§ **GOAL**: Only the number is wanted: count the lines in the data with "change" in them.

┌──

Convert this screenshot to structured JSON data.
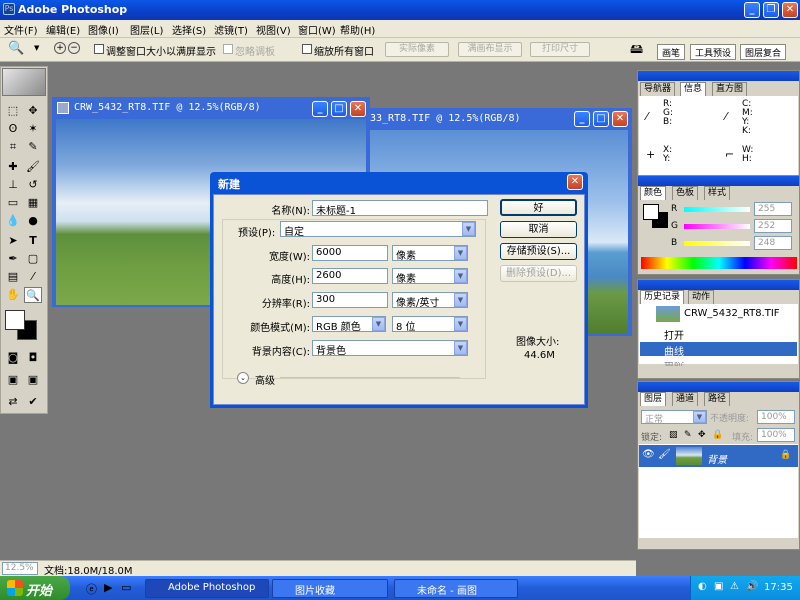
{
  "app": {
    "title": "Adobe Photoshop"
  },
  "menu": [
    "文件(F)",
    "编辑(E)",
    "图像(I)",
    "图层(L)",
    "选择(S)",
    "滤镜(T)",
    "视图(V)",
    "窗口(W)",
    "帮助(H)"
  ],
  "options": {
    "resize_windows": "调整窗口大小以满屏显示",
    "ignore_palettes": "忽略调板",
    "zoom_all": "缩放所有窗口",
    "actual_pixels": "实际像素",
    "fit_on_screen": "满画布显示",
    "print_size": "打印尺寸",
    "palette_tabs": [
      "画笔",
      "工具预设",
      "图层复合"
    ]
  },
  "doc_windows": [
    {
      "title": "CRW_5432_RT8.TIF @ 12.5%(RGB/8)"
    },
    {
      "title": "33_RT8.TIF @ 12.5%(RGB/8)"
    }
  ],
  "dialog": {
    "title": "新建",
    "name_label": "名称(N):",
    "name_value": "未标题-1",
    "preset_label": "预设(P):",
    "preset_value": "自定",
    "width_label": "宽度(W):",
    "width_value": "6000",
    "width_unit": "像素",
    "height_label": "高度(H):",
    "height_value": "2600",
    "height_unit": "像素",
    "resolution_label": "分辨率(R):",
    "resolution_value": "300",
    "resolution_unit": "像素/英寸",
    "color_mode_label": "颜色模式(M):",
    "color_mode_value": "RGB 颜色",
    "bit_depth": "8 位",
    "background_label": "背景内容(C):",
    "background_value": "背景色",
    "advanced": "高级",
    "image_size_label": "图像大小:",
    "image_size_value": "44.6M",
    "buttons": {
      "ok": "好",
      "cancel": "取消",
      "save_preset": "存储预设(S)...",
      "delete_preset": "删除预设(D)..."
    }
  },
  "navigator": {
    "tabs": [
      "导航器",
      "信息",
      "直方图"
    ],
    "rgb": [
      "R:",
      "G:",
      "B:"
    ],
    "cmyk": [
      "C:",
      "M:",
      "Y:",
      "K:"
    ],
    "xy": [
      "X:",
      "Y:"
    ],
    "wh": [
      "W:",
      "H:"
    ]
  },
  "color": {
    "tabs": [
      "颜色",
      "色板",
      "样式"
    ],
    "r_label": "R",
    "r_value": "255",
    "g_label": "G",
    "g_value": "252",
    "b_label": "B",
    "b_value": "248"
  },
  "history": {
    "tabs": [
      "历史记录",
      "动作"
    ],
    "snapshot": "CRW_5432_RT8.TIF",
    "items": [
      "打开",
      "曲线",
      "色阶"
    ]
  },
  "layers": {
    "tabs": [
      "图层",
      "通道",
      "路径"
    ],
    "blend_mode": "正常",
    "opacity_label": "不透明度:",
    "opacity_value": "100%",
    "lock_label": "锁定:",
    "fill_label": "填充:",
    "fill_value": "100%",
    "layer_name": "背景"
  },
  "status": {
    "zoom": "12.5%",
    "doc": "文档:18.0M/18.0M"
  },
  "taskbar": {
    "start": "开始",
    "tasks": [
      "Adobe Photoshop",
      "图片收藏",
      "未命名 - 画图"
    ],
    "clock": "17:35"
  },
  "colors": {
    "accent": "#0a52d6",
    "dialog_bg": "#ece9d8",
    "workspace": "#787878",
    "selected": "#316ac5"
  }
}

└──
┌──

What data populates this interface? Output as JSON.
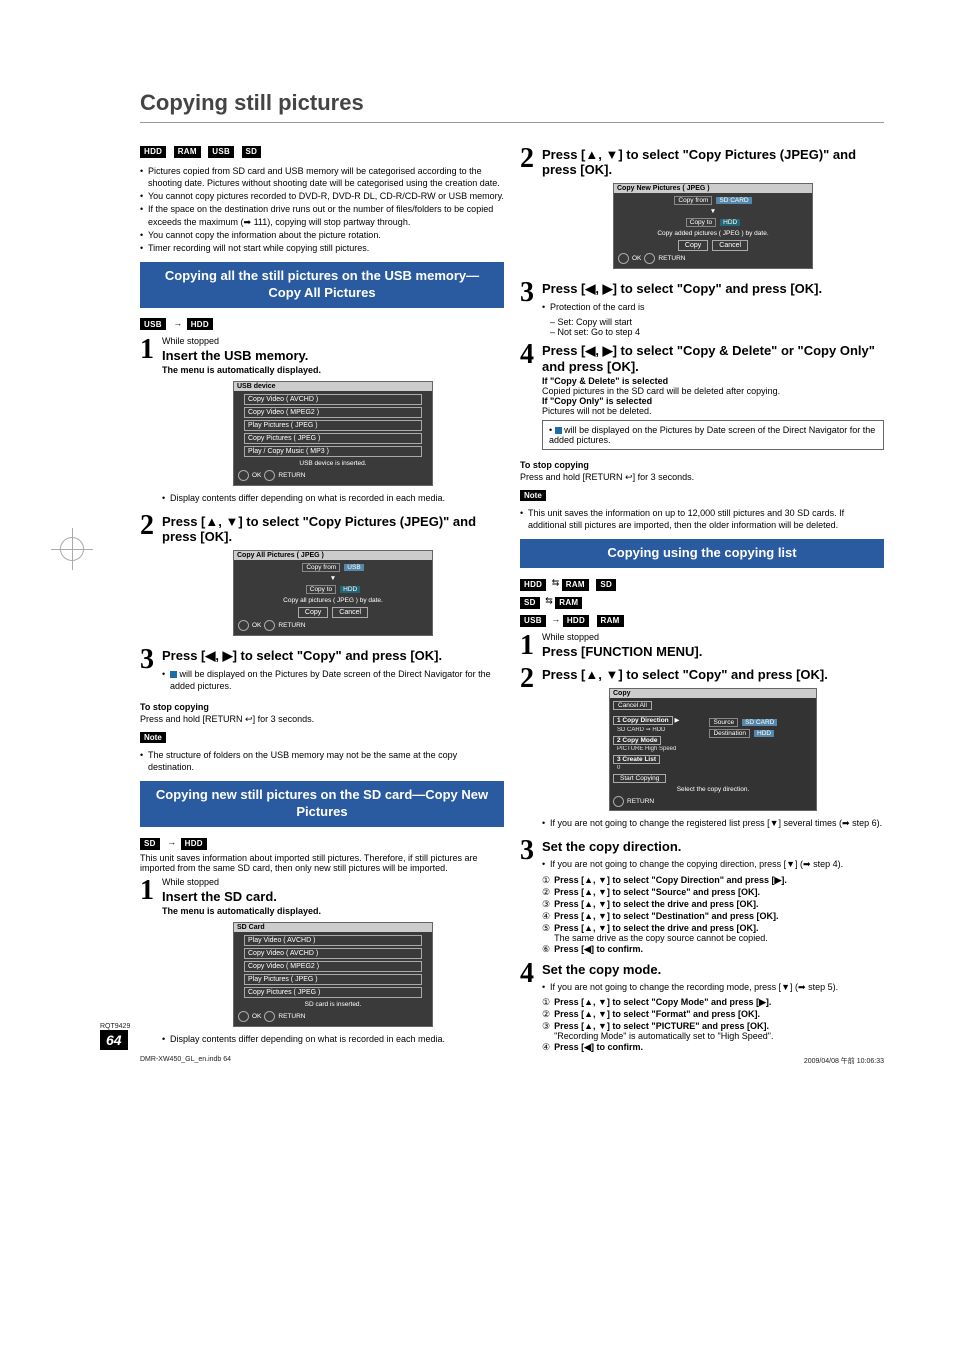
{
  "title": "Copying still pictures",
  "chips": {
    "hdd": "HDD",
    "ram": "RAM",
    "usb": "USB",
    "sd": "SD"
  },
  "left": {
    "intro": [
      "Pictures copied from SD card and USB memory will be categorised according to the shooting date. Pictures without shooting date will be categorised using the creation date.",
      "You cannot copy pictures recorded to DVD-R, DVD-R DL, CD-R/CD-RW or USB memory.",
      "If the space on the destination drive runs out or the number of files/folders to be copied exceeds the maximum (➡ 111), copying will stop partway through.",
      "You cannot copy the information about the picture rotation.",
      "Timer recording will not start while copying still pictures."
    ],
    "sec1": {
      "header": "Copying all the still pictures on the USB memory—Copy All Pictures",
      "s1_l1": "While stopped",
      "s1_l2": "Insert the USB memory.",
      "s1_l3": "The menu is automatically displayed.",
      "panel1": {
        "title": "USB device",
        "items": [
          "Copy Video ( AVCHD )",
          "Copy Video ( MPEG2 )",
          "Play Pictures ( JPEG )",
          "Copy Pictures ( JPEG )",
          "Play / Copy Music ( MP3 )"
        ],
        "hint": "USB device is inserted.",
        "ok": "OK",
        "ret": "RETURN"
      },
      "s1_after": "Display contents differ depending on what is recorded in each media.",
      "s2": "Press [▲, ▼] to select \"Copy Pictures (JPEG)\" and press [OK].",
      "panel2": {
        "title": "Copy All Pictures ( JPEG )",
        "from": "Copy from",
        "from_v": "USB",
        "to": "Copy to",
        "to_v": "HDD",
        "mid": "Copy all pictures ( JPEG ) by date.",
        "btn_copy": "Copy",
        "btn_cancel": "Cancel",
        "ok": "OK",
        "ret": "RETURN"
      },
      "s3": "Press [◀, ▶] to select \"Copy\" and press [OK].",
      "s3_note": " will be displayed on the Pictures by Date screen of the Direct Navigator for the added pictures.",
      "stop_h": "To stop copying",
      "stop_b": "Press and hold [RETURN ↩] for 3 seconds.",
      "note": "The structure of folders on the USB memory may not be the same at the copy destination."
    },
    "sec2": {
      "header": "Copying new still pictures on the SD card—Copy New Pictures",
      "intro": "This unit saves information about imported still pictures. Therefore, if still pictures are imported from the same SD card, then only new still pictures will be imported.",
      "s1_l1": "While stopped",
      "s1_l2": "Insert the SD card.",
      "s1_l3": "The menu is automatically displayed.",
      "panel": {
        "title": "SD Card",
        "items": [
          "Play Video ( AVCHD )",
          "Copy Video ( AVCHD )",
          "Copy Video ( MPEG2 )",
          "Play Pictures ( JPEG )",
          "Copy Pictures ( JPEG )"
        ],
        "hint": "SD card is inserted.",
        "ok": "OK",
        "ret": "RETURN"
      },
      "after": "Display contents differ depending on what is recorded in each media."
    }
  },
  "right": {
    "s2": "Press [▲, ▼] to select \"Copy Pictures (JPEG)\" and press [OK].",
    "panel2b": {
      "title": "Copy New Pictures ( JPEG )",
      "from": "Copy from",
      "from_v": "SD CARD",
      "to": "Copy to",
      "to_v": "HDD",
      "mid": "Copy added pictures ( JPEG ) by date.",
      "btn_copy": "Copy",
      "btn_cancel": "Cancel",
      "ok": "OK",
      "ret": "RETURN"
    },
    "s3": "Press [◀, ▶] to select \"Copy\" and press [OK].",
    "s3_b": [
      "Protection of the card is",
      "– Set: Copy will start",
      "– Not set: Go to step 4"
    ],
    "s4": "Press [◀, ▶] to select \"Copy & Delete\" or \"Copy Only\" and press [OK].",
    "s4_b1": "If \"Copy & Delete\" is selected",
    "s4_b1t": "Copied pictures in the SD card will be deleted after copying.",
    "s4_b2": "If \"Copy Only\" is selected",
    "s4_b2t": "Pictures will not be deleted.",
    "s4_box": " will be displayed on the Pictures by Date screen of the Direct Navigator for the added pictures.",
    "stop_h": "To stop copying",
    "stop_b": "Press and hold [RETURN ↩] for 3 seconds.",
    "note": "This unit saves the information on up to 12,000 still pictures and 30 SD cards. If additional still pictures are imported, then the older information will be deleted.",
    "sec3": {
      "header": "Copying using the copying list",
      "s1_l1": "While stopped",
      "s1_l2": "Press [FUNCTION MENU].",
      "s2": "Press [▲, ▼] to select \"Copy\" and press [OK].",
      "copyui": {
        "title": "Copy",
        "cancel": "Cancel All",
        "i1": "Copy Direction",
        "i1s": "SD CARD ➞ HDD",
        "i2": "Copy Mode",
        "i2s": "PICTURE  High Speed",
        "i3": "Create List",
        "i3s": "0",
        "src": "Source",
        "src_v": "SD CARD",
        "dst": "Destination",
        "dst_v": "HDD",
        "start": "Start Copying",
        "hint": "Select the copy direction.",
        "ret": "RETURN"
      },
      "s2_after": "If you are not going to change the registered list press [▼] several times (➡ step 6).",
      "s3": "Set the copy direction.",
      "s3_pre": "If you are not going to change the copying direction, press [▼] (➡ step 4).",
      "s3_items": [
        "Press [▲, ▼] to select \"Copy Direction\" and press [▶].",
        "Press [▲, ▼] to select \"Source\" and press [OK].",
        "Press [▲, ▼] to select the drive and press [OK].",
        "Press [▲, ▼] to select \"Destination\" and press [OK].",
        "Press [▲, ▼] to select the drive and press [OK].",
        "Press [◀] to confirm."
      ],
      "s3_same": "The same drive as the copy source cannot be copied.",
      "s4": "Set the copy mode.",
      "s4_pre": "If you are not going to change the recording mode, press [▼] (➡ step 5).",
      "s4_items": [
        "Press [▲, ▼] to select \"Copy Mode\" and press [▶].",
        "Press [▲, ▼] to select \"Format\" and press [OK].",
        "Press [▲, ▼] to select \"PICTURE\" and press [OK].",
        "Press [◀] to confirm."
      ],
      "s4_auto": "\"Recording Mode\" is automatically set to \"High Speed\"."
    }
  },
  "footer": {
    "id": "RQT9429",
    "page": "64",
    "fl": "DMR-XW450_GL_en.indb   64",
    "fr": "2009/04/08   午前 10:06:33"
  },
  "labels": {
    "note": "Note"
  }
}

└──
┌──

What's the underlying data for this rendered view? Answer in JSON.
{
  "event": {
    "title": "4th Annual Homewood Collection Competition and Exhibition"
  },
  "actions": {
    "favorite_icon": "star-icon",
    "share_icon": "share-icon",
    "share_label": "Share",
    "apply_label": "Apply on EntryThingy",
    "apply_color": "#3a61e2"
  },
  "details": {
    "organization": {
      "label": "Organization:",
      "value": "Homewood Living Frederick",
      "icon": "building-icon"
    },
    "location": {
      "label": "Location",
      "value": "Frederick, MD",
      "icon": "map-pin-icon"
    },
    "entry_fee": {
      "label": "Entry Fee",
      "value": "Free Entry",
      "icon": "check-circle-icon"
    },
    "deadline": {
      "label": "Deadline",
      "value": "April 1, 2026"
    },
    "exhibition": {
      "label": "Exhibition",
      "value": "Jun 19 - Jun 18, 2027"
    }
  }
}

└──

§ **CORRECT RESPONSE**: 3